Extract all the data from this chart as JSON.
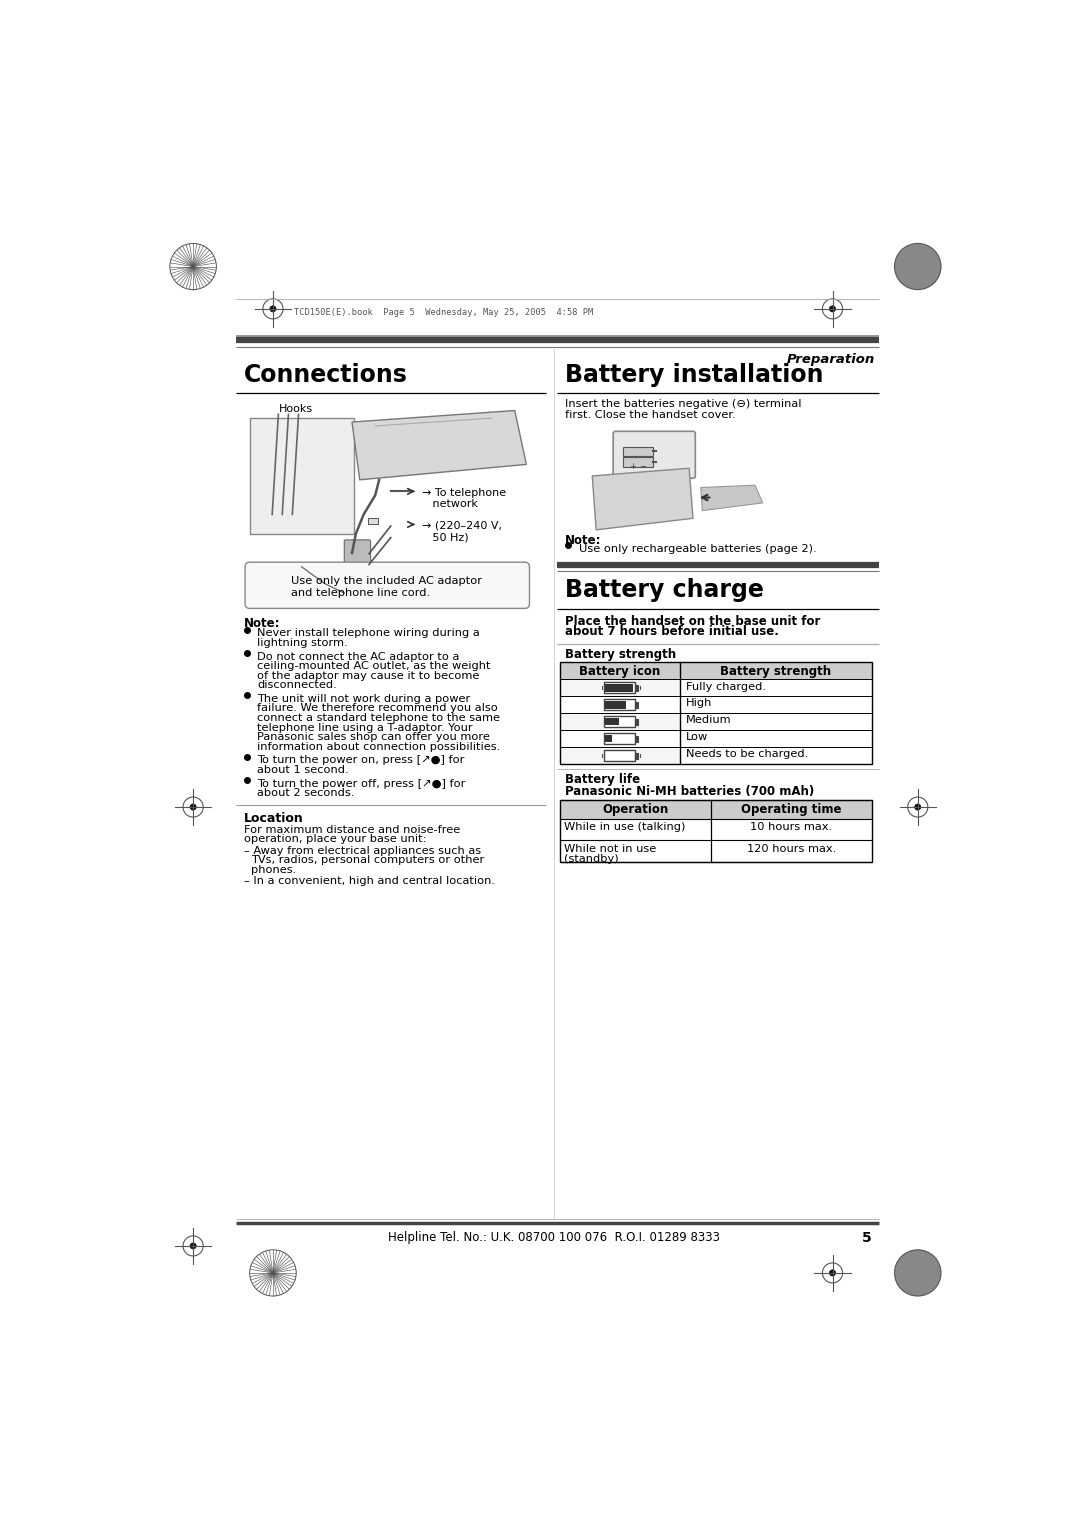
{
  "page_bg": "#ffffff",
  "page_width": 10.8,
  "page_height": 15.28,
  "dpi": 100,
  "header_text": "TCD150E(E).book  Page 5  Wednesday, May 25, 2005  4:58 PM",
  "section_right_italic": "Preparation",
  "col1_title": "Connections",
  "col2_title": "Battery installation",
  "col1_hooks_label": "Hooks",
  "col1_arrow1": "→ To telephone\n   network",
  "col1_arrow2": "→ (220–240 V,\n   50 Hz)",
  "col1_callout": "Use only the included AC adaptor\nand telephone line cord.",
  "col1_note_title": "Note:",
  "col1_notes": [
    "Never install telephone wiring during a\nlightning storm.",
    "Do not connect the AC adaptor to a\nceiling-mounted AC outlet, as the weight\nof the adaptor may cause it to become\ndisconnected.",
    "The unit will not work during a power\nfailure. We therefore recommend you also\nconnect a standard telephone to the same\ntelephone line using a T-adaptor. Your\nPanasonic sales shop can offer you more\ninformation about connection possibilities.",
    "To turn the power on, press [↗●] for\nabout 1 second.",
    "To turn the power off, press [↗●] for\nabout 2 seconds."
  ],
  "col1_location_title": "Location",
  "col1_location_text": "For maximum distance and noise-free\noperation, place your base unit:",
  "col1_location_bullets": [
    "Away from electrical appliances such as\nTVs, radios, personal computers or other\nphones.",
    "In a convenient, high and central location."
  ],
  "col2_install_text": "Insert the batteries negative (⊖) terminal\nfirst. Close the handset cover.",
  "col2_note_title": "Note:",
  "col2_note_text": "Use only rechargeable batteries (page 2).",
  "col2_charge_title": "Battery charge",
  "col2_charge_bold_line1": "Place the handset on the base unit for",
  "col2_charge_bold_line2": "about 7 hours before initial use.",
  "col2_battery_strength_title": "Battery strength",
  "col2_table1_headers": [
    "Battery icon",
    "Battery strength"
  ],
  "col2_table1_rows": [
    [
      "Fully charged."
    ],
    [
      "High"
    ],
    [
      "Medium"
    ],
    [
      "Low"
    ],
    [
      "Needs to be charged."
    ]
  ],
  "col2_battery_life_title": "Battery life",
  "col2_battery_life_subtitle": "Panasonic Ni-MH batteries (700 mAh)",
  "col2_table2_headers": [
    "Operation",
    "Operating time"
  ],
  "col2_table2_rows": [
    [
      "While in use (talking)",
      "10 hours max."
    ],
    [
      "While not in use\n(standby)",
      "120 hours max."
    ]
  ],
  "footer_text": "Helpline Tel. No.: U.K. 08700 100 076  R.O.I. 01289 8333",
  "footer_page": "5"
}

_____

## [Short problem]
Collect each line above holding the string "turn".

## [Answer to the problem]
    "To turn the power on, press [↗●] for\nabout 1 second.",
    "To turn the power off, press [↗●] for\nabout 2 seconds."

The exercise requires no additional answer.